- **Texte cité**:

-*-

Vous êtes ici: Archives / Numéros parus / N°462

Edito

OÙ SONT LES HOMMES DE BONNE VOLONTÉ ?

Télécharger cet article

« Au même instant, il se joignit à l’ange une troupe de l’armée céleste, louant Dieu, et disant : Gloire à Dieu au plus haut des cieux, et, sur la terre, paix aux hommes de bonne volonté.  »
Cette année, qui n’aimerait voir devenir réalité cette louange à Dieu, telle que la rapporte saint Jérôme dans sa traduction des Évangiles ? Une attente que vienne la paix d’autant plus pressante que l’idée même de “paix dans le monde” n’a cessé de reculer ces derniers mois. Et s’est même éloignée de cet îlot si privilégié depuis la fin de la Seconde Guerre mondiale qu’est le monde occidental.

« Paix aux hommes de bonne volonté », voilà le message fondamental de Noël. Un message où
« homme » doit bien sûr être considéré comme un substitut du mot « humanité ». Et qui, selon l’Évangile de Luc (le seul à raconter en détail la naissance de Jésus), n’est exprimé ni par la Sainte Famille, ni par Dieu lui-même, mais par ces indéfinissables êtres dont raffole la tradition orientale : des anges.

« Paix aux hommes de bonne volonté » : chaque année, tous les chefs des religions chrétiennes le rappellent à Noël, même s’ils se résignent à l’exprimer comme un souhait, et non comme le constat d’une réalité.

« Paix aux hommes de bonne volonté  » est aussi le message que chacun peut adresser à ses proches, à Noël. Car si ceux qui sont à la base ne le portent pas, pourquoi les chefs qui nous gouvernent le feraient-ils leur ?

Dans la traduction latine venant de saint Jérôme (347- 420), cette invite prononcée par les anges ne vise qu’une partie de l’humanité : celle des hommes de bonne volonté. Eux seuls peuvent espérer la paix. Pas les autres. Or, là où sévit la guerre, n’y a-t-il pas, notamment à certains niveaux de pouvoir, carence d’hommes de bonne volonté ? Où sont-ils aujourd’hui ceux qui, selon les définitions des dictionnaires, ont « le désir de bien faire » ? “Bien faire” non juste pour leur camp, mais dans l’intérêt de toutes et tous.

-*-

- **Données fournies**:
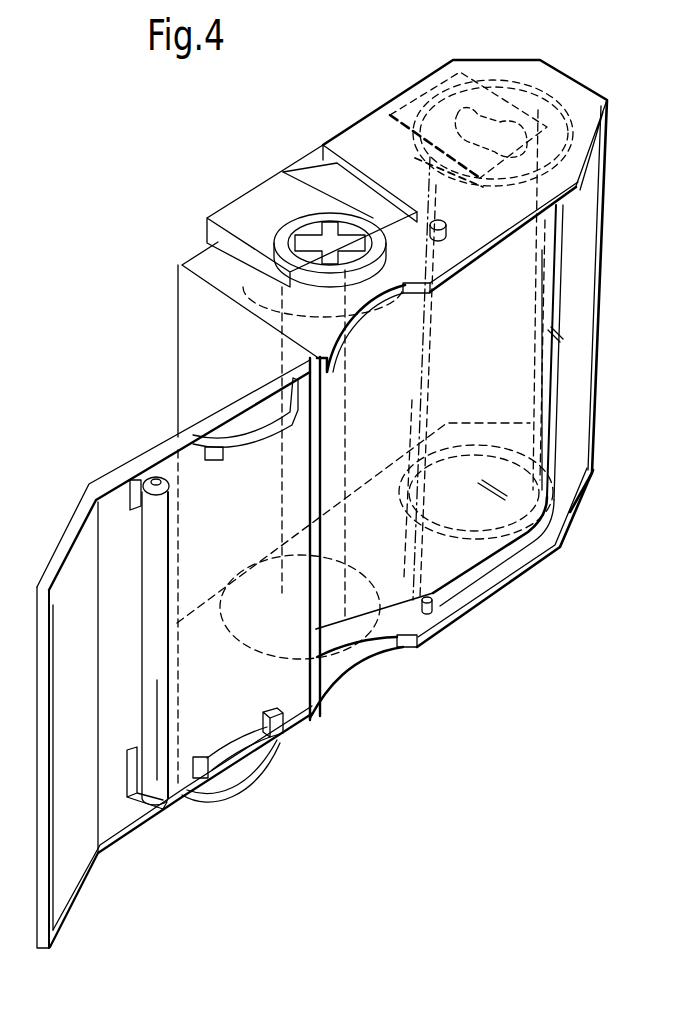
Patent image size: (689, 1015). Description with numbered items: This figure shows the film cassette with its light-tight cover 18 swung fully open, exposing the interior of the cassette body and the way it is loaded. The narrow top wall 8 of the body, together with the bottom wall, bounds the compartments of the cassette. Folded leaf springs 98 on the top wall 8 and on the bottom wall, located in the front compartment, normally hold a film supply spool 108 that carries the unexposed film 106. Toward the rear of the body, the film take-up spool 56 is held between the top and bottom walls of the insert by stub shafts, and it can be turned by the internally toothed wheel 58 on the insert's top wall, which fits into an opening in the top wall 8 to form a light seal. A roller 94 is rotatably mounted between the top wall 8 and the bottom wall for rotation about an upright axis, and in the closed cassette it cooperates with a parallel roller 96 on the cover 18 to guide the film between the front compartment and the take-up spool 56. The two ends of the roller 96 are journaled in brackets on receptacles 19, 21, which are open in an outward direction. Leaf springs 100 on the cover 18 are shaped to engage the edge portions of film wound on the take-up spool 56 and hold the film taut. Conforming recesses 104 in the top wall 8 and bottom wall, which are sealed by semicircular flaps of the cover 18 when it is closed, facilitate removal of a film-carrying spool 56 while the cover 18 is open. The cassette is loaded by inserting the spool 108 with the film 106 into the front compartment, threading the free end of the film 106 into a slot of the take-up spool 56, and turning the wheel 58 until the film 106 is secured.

The top wall 8 is at (550, 73).
The folded leaf springs 98 is at (413, 102).
The internally toothed wheel 58 is at (303, 222).
The recesses 104 is at (372, 300).
The film take-up spool 56 is at (352, 650).
The unexposed film 106 is at (460, 567).
The film supply spool 108 is at (560, 507).
The roller 94 is at (433, 603).
The leaf springs 100 is at (222, 452).
The light-tight cover 18 is at (130, 813).
The roller 96 is at (160, 697).
The receptacle 19 is at (130, 503).
The receptacle 21 is at (127, 780).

-*-

- **Objectif de l'exercice**:
Reprenez le fil de l'éditorial sur le message de paix de Noël, cité plus haut, et prolongez-le à partir de sa dernière phrase.

- **Réponse ci-dessous**:
L’actualité démontre que ce n’est pas ce désir-là qui motive bon nombre de prises de décisions dans les hautes sphères de nos sociétés, ou dans ces faits de la vie de tous les jours dont les récits nous atterrent.

Derrière tous ces drames, aucune bonne volonté. Or, sans bonne volonté, pas de paix. Quoique...

Les Évangiles ayant été l’objet de multiples traductions, toutes n’utilisent pas la même formule que saint Jérôme. Le Gloria que les fidèles récitent lors de l’eucharistie catholique reprend ainsi une traduction que l’on retrouve dans de nombreuses Bibles : « Paix sur la terre aux hommes qu’Il aime ». Une version inversée par rapport à celle de saint Jérôme, où les hommes n’ont pas besoin d’être de bonne volonté pour être aimés de Dieu. Mais où Celui-ci n’accorde sa paix qu’aux hommes qu’Il aime. Et pas aux autres. Choisira-t-Il ceux qui sont de bonne volonté ? Certains seront peut-être déçus...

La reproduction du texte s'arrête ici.